DIRECTIONS FOR THIS TASK: Copy the records below exactly, leaving out any pictures.

__________

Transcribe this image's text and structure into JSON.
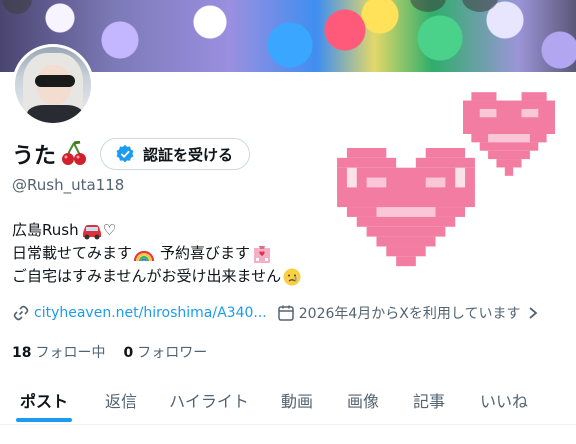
{
  "profile": {
    "display_name": "うた",
    "handle": "@Rush_uta118",
    "verify_button_label": "認証を受ける"
  },
  "bio": {
    "line1": "広島Rush",
    "line1_suffix": "♡",
    "line2a": "日常載せてみます",
    "line2b": "予約喜びます",
    "line3": "ご自宅はすみませんがお受け出来ません"
  },
  "meta": {
    "link_text": "cityheaven.net/hiroshima/A340...",
    "joined_text": "2026年4月からXを利用しています"
  },
  "stats": {
    "following_count": "18",
    "following_label": "フォロー中",
    "followers_count": "0",
    "followers_label": "フォロワー"
  },
  "tabs": [
    {
      "label": "ポスト",
      "active": true
    },
    {
      "label": "返信",
      "active": false
    },
    {
      "label": "ハイライト",
      "active": false
    },
    {
      "label": "動画",
      "active": false
    },
    {
      "label": "画像",
      "active": false
    },
    {
      "label": "記事",
      "active": false
    },
    {
      "label": "いいね",
      "active": false
    }
  ],
  "icons": {
    "verify_badge": "verified-badge-icon",
    "link": "link-icon",
    "calendar": "calendar-icon",
    "chevron": "chevron-right-icon"
  },
  "colors": {
    "accent": "#1d9bf0",
    "text": "#0f1419",
    "muted": "#536471",
    "heart": "#f27ca2"
  }
}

__________

ANSWER TO THE TASK:
Transcribe this image's text and structure into JSON.
{
  "profile": {
    "display_name": "うた",
    "handle": "@Rush_uta118",
    "verify_button_label": "認証を受ける"
  },
  "bio": {
    "line1": "広島Rush",
    "line1_suffix": "♡",
    "line2a": "日常載せてみます",
    "line2b": "予約喜びます",
    "line3": "ご自宅はすみませんがお受け出来ません"
  },
  "meta": {
    "link_text": "cityheaven.net/hiroshima/A340...",
    "joined_text": "2026年4月からXを利用しています"
  },
  "stats": {
    "following_count": "18",
    "following_label": "フォロー中",
    "followers_count": "0",
    "followers_label": "フォロワー"
  },
  "tabs": [
    {
      "label": "ポスト",
      "active": true
    },
    {
      "label": "返信",
      "active": false
    },
    {
      "label": "ハイライト",
      "active": false
    },
    {
      "label": "動画",
      "active": false
    },
    {
      "label": "画像",
      "active": false
    },
    {
      "label": "記事",
      "active": false
    },
    {
      "label": "いいね",
      "active": false
    }
  ],
  "icons": {
    "verify_badge": "verified-badge-icon",
    "link": "link-icon",
    "calendar": "calendar-icon",
    "chevron": "chevron-right-icon"
  },
  "colors": {
    "accent": "#1d9bf0",
    "text": "#0f1419",
    "muted": "#536471",
    "heart": "#f27ca2"
  }
}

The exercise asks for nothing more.